EXERCISE AIM: Find the lines in these entries that include the word "title" and state how many there are, with no other words.

RECORD SET:

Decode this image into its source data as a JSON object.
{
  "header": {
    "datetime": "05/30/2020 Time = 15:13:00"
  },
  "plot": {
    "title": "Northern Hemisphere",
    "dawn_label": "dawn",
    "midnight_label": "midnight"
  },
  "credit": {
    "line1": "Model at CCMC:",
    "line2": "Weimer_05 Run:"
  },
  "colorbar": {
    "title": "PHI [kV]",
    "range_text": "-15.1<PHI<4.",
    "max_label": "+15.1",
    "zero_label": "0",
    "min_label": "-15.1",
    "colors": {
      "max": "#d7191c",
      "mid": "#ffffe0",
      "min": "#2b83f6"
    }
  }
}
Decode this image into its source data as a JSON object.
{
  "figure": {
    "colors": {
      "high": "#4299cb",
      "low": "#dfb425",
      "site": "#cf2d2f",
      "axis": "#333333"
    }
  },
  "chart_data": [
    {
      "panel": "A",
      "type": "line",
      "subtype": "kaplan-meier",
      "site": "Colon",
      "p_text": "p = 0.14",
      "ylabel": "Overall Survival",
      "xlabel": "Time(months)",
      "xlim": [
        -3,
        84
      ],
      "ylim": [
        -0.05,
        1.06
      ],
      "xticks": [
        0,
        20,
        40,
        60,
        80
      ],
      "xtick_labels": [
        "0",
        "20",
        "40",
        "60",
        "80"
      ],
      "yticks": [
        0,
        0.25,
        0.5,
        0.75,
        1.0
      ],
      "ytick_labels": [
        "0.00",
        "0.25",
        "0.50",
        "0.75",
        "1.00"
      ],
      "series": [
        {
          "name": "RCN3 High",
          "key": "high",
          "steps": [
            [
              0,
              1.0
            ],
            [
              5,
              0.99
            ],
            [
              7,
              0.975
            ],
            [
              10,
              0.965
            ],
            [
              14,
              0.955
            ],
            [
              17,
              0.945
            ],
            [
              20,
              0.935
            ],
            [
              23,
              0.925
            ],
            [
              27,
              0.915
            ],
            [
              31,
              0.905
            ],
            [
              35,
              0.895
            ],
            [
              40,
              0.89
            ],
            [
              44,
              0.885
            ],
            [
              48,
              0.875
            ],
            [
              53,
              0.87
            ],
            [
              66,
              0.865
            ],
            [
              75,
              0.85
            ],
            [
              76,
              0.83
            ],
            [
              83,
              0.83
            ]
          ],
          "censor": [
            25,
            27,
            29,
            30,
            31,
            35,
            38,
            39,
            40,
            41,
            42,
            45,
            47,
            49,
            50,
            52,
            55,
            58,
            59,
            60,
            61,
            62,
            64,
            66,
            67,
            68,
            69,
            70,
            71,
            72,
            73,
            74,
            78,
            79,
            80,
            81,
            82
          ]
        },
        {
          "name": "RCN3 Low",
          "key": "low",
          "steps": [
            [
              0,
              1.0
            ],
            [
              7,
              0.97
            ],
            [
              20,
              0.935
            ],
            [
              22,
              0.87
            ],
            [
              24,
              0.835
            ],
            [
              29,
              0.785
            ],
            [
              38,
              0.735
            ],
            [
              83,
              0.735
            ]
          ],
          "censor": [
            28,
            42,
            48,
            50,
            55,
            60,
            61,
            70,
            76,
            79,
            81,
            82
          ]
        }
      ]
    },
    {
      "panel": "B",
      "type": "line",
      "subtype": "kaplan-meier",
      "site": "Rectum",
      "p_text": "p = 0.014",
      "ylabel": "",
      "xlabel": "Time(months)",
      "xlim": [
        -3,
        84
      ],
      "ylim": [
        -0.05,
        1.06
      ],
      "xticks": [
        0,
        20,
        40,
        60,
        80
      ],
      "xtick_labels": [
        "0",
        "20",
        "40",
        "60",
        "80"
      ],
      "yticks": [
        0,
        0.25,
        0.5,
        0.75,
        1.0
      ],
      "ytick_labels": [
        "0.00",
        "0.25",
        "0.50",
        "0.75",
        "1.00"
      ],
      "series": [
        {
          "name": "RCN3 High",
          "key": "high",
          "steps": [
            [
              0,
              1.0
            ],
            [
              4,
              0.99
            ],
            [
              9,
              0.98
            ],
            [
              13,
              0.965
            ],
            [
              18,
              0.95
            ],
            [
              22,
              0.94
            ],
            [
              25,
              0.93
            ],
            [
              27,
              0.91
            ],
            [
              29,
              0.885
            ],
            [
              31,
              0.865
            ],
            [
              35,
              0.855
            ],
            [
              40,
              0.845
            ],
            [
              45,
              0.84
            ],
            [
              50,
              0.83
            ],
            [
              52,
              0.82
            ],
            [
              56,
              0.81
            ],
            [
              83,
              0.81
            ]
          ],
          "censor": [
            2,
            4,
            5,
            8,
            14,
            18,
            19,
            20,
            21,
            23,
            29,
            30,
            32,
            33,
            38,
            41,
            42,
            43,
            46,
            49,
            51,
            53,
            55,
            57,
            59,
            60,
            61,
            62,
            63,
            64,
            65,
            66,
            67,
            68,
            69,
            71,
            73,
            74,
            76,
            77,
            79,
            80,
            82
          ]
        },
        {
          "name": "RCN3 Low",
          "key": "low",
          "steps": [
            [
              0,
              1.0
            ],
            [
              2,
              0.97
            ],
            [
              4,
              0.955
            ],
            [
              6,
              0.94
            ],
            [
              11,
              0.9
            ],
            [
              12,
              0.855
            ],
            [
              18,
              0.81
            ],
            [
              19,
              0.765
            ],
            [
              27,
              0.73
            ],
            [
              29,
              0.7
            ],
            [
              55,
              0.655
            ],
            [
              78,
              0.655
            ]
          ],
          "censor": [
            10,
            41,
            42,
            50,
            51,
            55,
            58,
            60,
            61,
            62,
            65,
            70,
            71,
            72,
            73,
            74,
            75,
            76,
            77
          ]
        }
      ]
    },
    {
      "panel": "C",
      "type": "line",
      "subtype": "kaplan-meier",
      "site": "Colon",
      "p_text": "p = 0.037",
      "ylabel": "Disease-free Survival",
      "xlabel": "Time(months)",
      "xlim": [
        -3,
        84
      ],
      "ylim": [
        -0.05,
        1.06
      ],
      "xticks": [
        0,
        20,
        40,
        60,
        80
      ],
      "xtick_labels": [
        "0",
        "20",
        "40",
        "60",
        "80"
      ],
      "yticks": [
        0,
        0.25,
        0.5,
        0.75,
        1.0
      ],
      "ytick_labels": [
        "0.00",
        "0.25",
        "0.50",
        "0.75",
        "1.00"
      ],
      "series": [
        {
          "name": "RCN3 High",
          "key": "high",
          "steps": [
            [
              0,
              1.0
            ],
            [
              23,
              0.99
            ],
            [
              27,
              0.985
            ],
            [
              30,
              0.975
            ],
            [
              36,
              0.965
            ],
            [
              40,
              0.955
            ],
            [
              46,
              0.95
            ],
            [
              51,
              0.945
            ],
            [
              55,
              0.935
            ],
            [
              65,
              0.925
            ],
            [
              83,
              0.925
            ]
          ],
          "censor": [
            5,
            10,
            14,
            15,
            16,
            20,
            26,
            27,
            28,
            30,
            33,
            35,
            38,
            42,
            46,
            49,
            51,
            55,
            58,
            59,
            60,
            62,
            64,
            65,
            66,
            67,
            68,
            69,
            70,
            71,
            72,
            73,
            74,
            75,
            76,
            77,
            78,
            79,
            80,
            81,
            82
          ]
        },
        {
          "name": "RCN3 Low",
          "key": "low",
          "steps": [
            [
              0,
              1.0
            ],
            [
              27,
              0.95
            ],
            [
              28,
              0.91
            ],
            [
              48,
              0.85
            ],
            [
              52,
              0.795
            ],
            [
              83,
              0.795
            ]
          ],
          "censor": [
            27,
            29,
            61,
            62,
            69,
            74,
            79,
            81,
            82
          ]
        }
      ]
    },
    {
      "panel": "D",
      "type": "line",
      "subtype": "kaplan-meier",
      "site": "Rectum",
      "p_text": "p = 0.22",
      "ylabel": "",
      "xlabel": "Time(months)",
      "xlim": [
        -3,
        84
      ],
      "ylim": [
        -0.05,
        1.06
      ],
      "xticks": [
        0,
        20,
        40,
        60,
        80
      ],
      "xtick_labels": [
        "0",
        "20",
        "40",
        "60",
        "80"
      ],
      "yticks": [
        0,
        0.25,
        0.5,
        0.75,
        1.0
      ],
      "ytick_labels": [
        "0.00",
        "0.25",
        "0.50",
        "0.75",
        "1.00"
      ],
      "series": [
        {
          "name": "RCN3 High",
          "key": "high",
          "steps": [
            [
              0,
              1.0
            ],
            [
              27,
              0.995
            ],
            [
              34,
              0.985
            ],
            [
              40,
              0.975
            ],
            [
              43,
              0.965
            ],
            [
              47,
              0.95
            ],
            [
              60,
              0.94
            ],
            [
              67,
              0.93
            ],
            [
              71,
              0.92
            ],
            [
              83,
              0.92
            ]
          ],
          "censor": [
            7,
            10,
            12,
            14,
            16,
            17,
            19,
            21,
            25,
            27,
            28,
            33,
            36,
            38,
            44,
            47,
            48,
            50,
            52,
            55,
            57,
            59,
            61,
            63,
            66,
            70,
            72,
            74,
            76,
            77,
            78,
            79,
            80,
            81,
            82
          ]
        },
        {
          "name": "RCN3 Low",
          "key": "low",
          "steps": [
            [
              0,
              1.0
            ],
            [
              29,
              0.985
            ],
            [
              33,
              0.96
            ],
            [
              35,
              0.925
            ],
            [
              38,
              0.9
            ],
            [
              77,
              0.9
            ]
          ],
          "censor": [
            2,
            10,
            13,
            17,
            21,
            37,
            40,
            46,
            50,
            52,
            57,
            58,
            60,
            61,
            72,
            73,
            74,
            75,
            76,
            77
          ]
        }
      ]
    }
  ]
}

OUTPUT FOR THIS EXERCISE: 2